GOAL:
Show every line where "transmission" occurs.

(Collection entries)
########

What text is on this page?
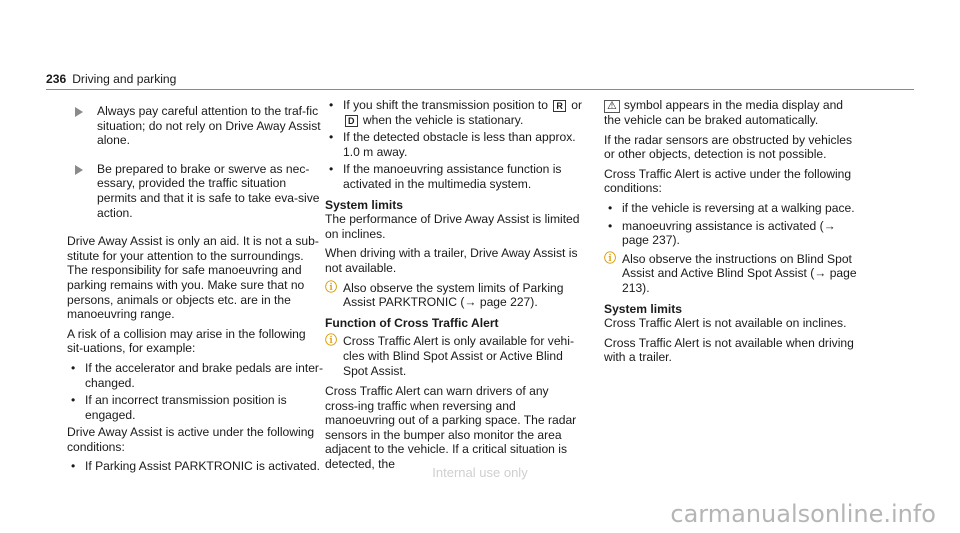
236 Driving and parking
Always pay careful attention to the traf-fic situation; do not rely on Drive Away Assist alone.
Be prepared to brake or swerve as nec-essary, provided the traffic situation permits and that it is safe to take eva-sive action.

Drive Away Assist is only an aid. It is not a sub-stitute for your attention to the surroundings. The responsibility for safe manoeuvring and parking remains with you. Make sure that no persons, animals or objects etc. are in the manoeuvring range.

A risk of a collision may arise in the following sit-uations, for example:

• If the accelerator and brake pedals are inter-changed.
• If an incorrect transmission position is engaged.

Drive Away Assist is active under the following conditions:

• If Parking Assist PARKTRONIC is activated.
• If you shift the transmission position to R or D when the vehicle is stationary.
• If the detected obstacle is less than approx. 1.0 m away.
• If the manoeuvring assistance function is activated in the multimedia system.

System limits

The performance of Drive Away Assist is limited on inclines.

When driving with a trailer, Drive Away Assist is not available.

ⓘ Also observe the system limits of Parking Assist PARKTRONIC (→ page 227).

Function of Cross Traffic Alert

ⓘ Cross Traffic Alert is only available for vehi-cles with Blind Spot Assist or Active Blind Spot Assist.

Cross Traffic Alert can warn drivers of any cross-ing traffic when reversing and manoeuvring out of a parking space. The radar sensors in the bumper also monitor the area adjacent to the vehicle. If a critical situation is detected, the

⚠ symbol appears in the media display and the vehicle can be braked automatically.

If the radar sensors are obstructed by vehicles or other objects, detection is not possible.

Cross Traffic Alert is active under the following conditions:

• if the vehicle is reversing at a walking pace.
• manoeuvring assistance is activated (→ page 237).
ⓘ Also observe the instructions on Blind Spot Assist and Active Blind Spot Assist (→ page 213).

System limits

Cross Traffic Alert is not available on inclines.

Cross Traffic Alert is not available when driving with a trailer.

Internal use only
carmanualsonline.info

########

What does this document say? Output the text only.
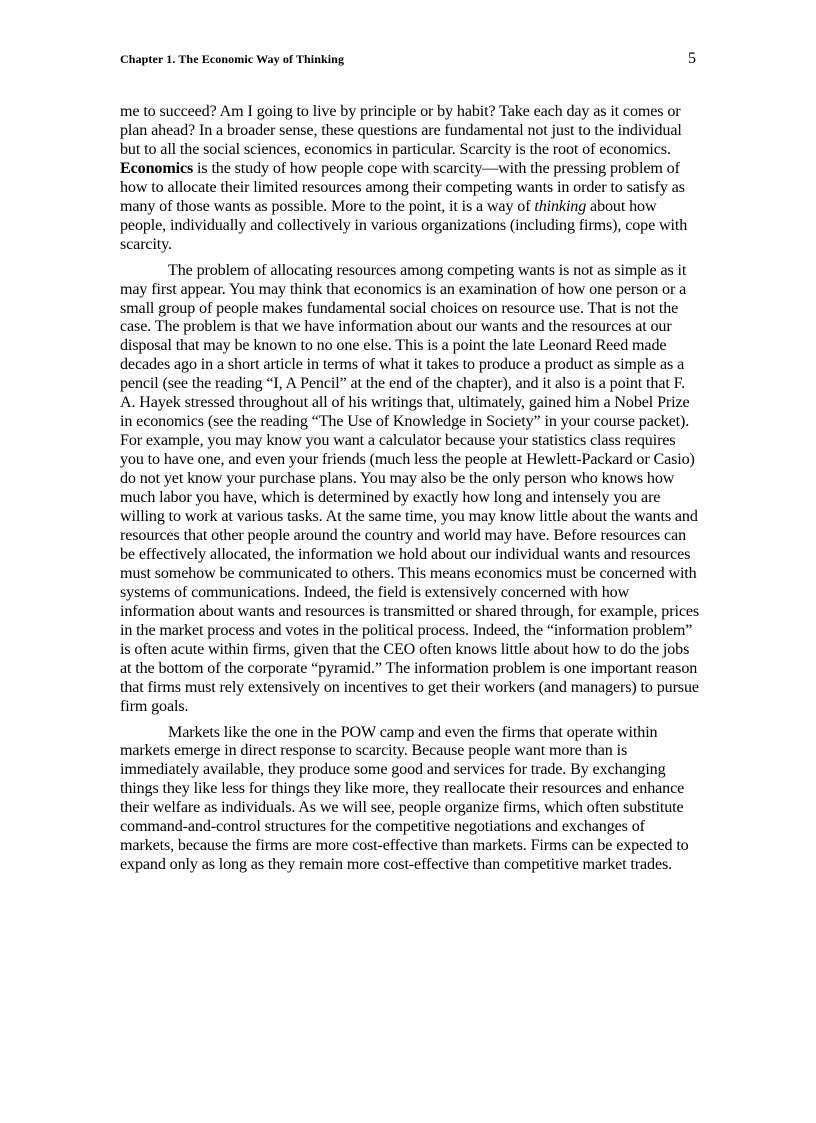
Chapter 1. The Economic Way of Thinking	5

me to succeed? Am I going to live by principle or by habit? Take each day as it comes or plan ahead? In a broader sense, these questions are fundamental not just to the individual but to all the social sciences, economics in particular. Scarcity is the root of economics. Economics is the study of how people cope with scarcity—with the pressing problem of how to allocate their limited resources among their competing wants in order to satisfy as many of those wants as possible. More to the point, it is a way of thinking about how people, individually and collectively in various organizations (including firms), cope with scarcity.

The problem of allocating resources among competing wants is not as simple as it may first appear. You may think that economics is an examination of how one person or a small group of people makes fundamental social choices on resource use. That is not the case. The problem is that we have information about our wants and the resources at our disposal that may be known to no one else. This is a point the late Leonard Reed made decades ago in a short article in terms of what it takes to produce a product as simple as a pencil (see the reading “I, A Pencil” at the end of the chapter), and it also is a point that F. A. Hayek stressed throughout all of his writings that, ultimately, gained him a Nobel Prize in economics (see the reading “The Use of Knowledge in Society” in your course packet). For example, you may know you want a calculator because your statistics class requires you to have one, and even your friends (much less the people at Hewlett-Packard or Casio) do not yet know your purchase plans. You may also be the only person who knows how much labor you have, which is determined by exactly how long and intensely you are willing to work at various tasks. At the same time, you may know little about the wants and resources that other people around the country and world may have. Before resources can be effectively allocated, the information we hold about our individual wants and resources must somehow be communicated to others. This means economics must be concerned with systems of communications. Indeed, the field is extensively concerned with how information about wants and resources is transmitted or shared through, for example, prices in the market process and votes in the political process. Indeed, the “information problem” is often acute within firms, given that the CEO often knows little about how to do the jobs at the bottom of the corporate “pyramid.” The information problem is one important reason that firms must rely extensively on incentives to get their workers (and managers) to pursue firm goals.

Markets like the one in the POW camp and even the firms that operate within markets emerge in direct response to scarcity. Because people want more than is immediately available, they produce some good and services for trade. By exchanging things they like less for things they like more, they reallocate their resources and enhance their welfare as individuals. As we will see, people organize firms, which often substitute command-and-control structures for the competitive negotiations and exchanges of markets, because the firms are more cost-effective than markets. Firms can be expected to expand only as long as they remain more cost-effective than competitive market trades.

########

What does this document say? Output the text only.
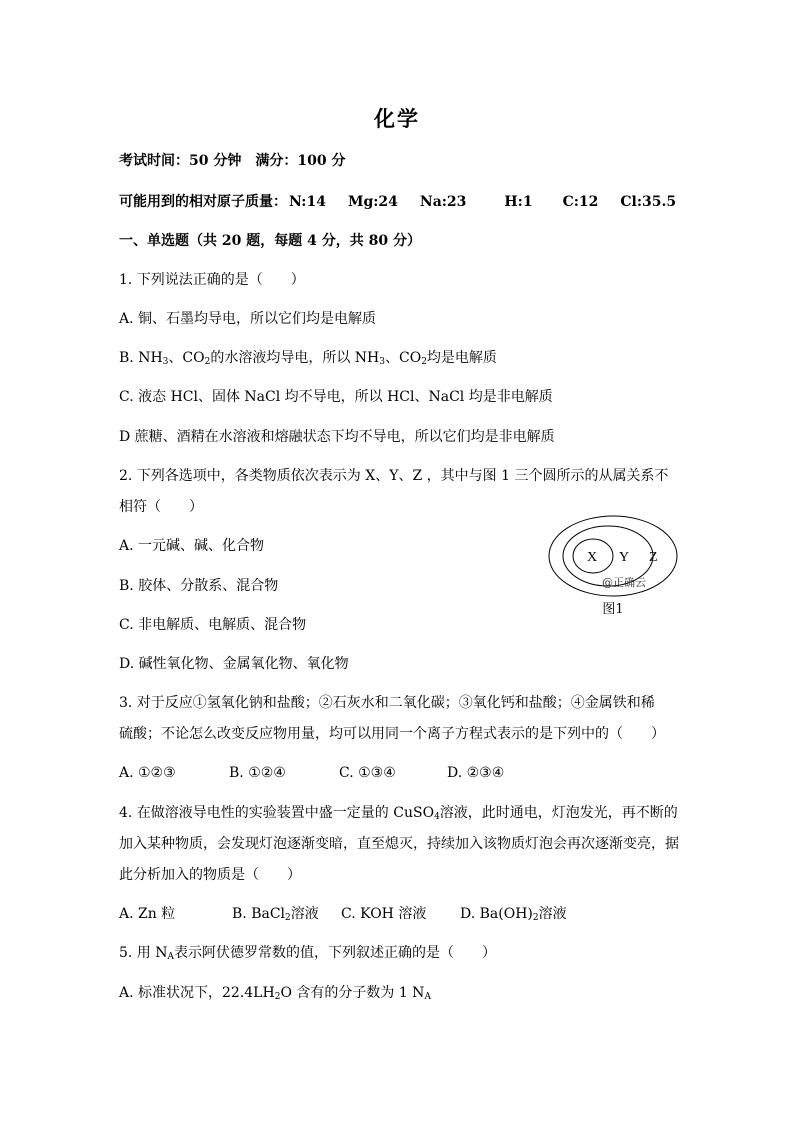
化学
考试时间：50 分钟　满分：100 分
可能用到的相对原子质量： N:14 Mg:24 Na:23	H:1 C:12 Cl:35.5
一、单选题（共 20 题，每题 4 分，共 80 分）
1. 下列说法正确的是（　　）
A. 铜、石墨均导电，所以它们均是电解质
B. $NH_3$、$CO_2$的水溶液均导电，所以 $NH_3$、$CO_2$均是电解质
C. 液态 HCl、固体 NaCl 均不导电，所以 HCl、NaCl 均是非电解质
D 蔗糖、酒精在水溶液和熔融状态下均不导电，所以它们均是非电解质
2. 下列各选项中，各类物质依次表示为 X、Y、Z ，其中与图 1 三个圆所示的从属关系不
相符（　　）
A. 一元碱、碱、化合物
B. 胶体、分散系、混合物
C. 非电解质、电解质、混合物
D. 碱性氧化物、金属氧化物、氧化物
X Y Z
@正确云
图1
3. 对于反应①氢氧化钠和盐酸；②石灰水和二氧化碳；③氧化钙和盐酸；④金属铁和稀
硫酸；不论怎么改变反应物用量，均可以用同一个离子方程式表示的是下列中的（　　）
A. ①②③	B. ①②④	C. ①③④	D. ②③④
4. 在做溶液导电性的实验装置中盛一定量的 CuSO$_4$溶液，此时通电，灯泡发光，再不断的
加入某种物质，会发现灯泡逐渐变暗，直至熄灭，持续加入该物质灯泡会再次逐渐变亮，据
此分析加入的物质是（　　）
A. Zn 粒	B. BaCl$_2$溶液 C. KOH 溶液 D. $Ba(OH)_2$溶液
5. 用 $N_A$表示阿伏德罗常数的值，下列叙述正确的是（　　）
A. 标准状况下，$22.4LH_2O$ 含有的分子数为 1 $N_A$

########

TASK RESULT:
• If an incorrect transmission position is engaged.
• If you shift the transmission position to R or D when the vehicle is stationary.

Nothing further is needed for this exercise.